=== INPUT MATERIAL ===
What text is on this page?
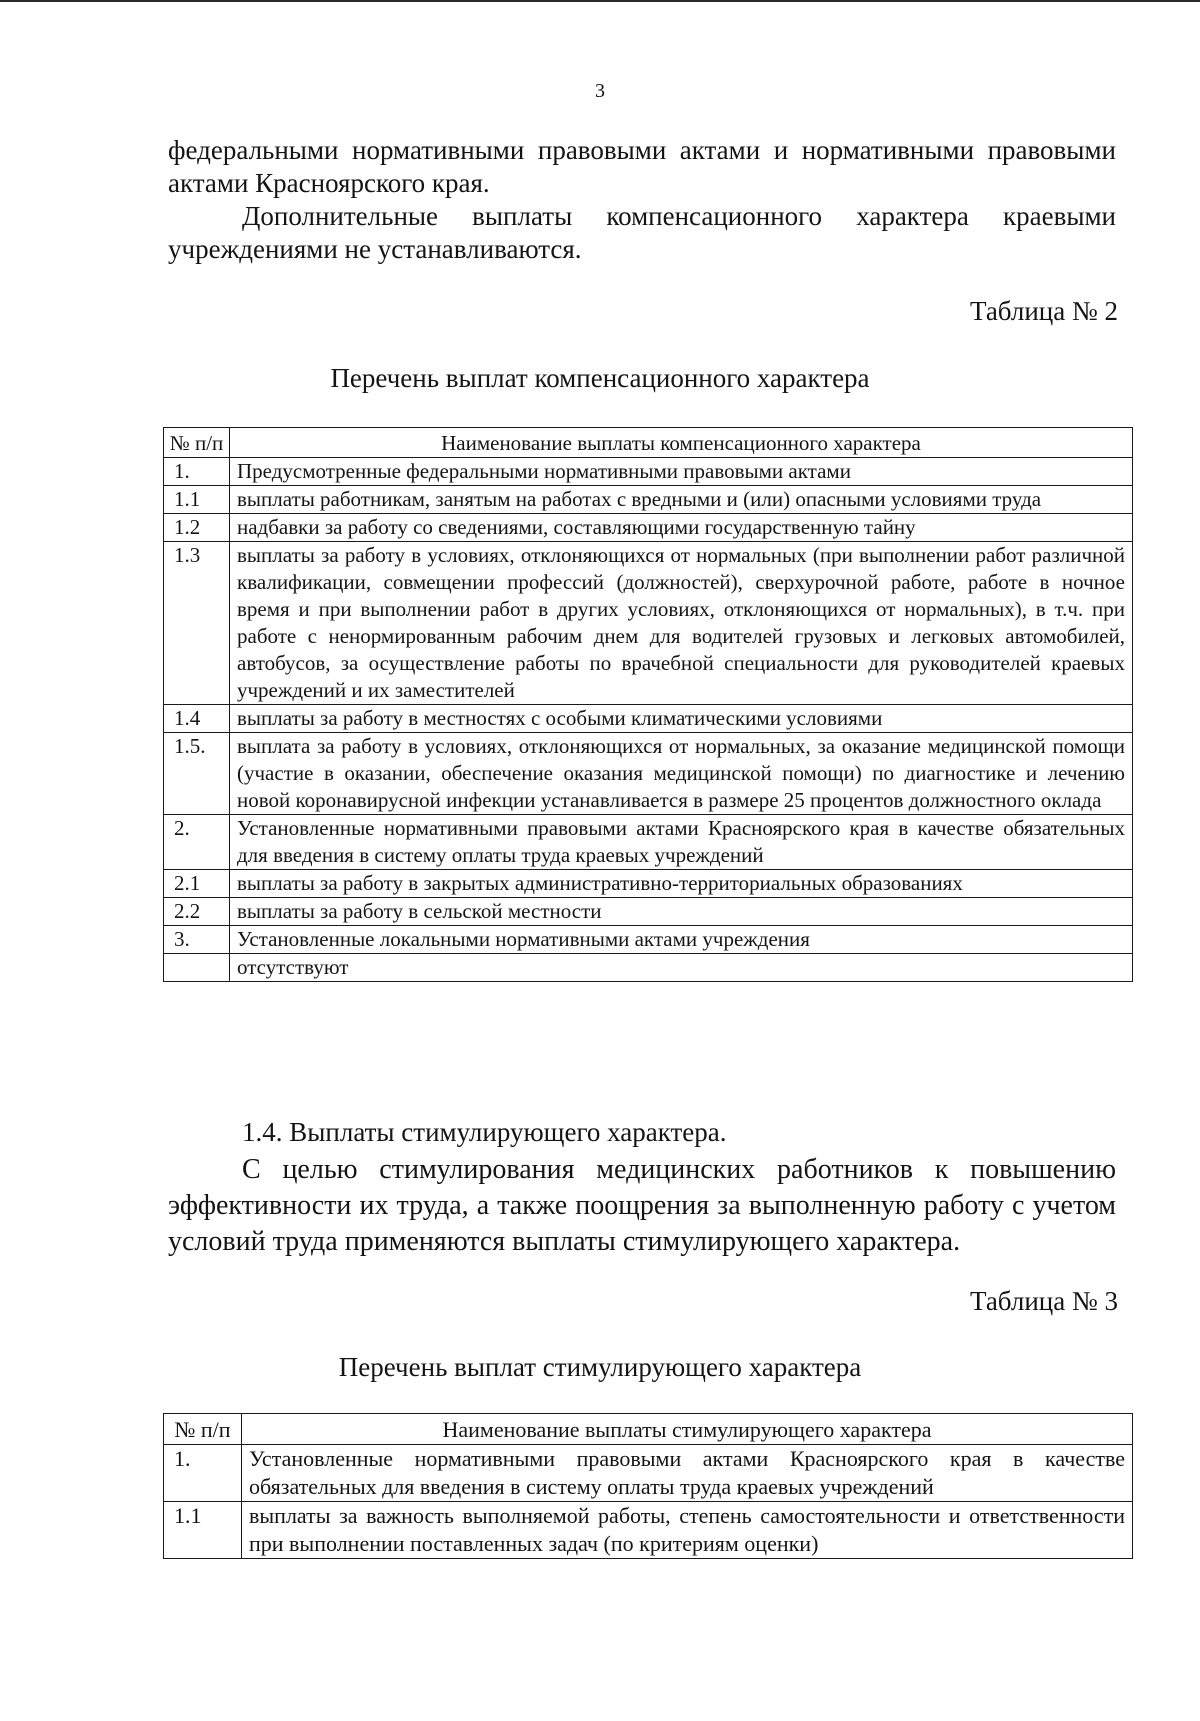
3

федеральными нормативными правовыми актами и нормативными правовыми актами Красноярского края.

Дополнительные выплаты компенсационного характера краевыми учреждениями не устанавливаются.

Таблица № 2
Перечень выплат компенсационного характера
№ п/п	Наименование выплаты компенсационного характера
1.	Предусмотренные федеральными нормативными правовыми актами
1.1	выплаты работникам, занятым на работах с вредными и (или) опасными условиями труда
1.2	надбавки за работу со сведениями, составляющими государственную тайну
1.3	выплаты за работу в условиях, отклоняющихся от нормальных (при выполнении работ различной квалификации, совмещении профессий (должностей), сверхурочной работе, работе в ночное время и при выполнении работ в других условиях, отклоняющихся от нормальных), в т.ч. при работе с ненормированным рабочим днем для водителей грузовых и легковых автомобилей, автобусов, за осуществление работы по врачебной специальности для руководителей краевых учреждений и их заместителей
1.4	выплаты за работу в местностях с особыми климатическими условиями
1.5.	выплата за работу в условиях, отклоняющихся от нормальных, за оказание медицинской помощи (участие в оказании, обеспечение оказания медицинской помощи) по диагностике и лечению новой коронавирусной инфекции устанавливается в размере 25 процентов должностного оклада
2.	Установленные нормативными правовыми актами Красноярского края в качестве обязательных для введения в систему оплаты труда краевых учреждений
2.1	выплаты за работу в закрытых административно-территориальных образованиях
2.2	выплаты за работу в сельской местности
3.	Установленные локальными нормативными актами учреждения
	отсутствуют

1.4. Выплаты стимулирующего характера.

С целью стимулирования медицинских работников к повышению эффективности их труда, а также поощрения за выполненную работу с учетом условий труда применяются выплаты стимулирующего характера.

Таблица № 3
Перечень выплат стимулирующего характера
№ п/п	Наименование выплаты стимулирующего характера
1.	Установленные нормативными правовыми актами Красноярского края в качестве обязательных для введения в систему оплаты труда краевых учреждений
1.1	выплаты за важность выполняемой работы, степень самостоятельности и ответственности при выполнении поставленных задач (по критериям оценки)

=== PROBLEM ===
In the material above, find the lines that contain "введения" and show them.

=== WRITTEN ANSWER ===
2.	Установленные нормативными правовыми актами Красноярского края в качестве обязательных для введения в систему оплаты труда краевых учреждений
1.	Установленные нормативными правовыми актами Красноярского края в качестве обязательных для введения в систему оплаты труда краевых учреждений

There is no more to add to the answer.